TASK DESCRIPTION -> Please retype the data in full and exactly; the pictures are not part of the copy.
** BEGIN GIVEN RECORDS **
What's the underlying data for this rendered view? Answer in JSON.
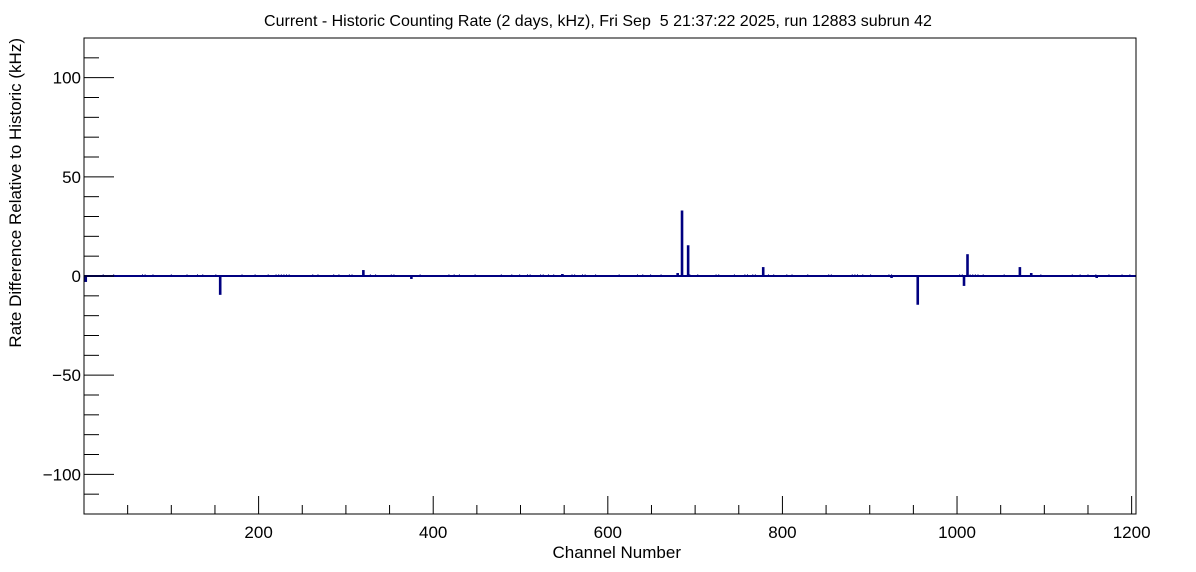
{
  "chart_data": {
    "type": "line",
    "title": "Current - Historic Counting Rate (2 days, kHz), Fri Sep  5 21:37:22 2025, run 12883 subrun 42",
    "xlabel": "Channel Number",
    "ylabel": "Rate Difference Relative to Historic (kHz)",
    "xlim": [
      0,
      1205
    ],
    "ylim": [
      -120,
      120
    ],
    "x_ticks": [
      200,
      400,
      600,
      800,
      1000,
      1200
    ],
    "y_ticks": [
      -100,
      -50,
      0,
      50,
      100
    ],
    "grid": false,
    "line_color": "#000080",
    "series": [
      {
        "baseline": 0,
        "spikes": [
          {
            "x": 2,
            "y": -3
          },
          {
            "x": 156,
            "y": -9.5
          },
          {
            "x": 320,
            "y": 3
          },
          {
            "x": 375,
            "y": -1.5
          },
          {
            "x": 548,
            "y": 1
          },
          {
            "x": 680,
            "y": 1.5
          },
          {
            "x": 685,
            "y": 33
          },
          {
            "x": 692,
            "y": 15.5
          },
          {
            "x": 778,
            "y": 4.5
          },
          {
            "x": 925,
            "y": -1
          },
          {
            "x": 955,
            "y": -14.5
          },
          {
            "x": 1008,
            "y": -5
          },
          {
            "x": 1012,
            "y": 11
          },
          {
            "x": 1072,
            "y": 4.5
          },
          {
            "x": 1085,
            "y": 1.5
          },
          {
            "x": 1160,
            "y": -1
          }
        ]
      }
    ]
  }
}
** END GIVEN RECORDS **
OUTPUT OF THE TASK ->
What's the underlying data for this rendered view? Answer in JSON.
{
  "chart_data": {
    "type": "line",
    "title": "Current - Historic Counting Rate (2 days, kHz), Fri Sep  5 21:37:22 2025, run 12883 subrun 42",
    "xlabel": "Channel Number",
    "ylabel": "Rate Difference Relative to Historic (kHz)",
    "xlim": [
      0,
      1205
    ],
    "ylim": [
      -120,
      120
    ],
    "x_ticks": [
      200,
      400,
      600,
      800,
      1000,
      1200
    ],
    "y_ticks": [
      -100,
      -50,
      0,
      50,
      100
    ],
    "grid": false,
    "line_color": "#000080",
    "series": [
      {
        "baseline": 0,
        "spikes": [
          {
            "x": 2,
            "y": -3
          },
          {
            "x": 156,
            "y": -9.5
          },
          {
            "x": 320,
            "y": 3
          },
          {
            "x": 375,
            "y": -1.5
          },
          {
            "x": 548,
            "y": 1
          },
          {
            "x": 680,
            "y": 1.5
          },
          {
            "x": 685,
            "y": 33
          },
          {
            "x": 692,
            "y": 15.5
          },
          {
            "x": 778,
            "y": 4.5
          },
          {
            "x": 925,
            "y": -1
          },
          {
            "x": 955,
            "y": -14.5
          },
          {
            "x": 1008,
            "y": -5
          },
          {
            "x": 1012,
            "y": 11
          },
          {
            "x": 1072,
            "y": 4.5
          },
          {
            "x": 1085,
            "y": 1.5
          },
          {
            "x": 1160,
            "y": -1
          }
        ]
      }
    ]
  }
}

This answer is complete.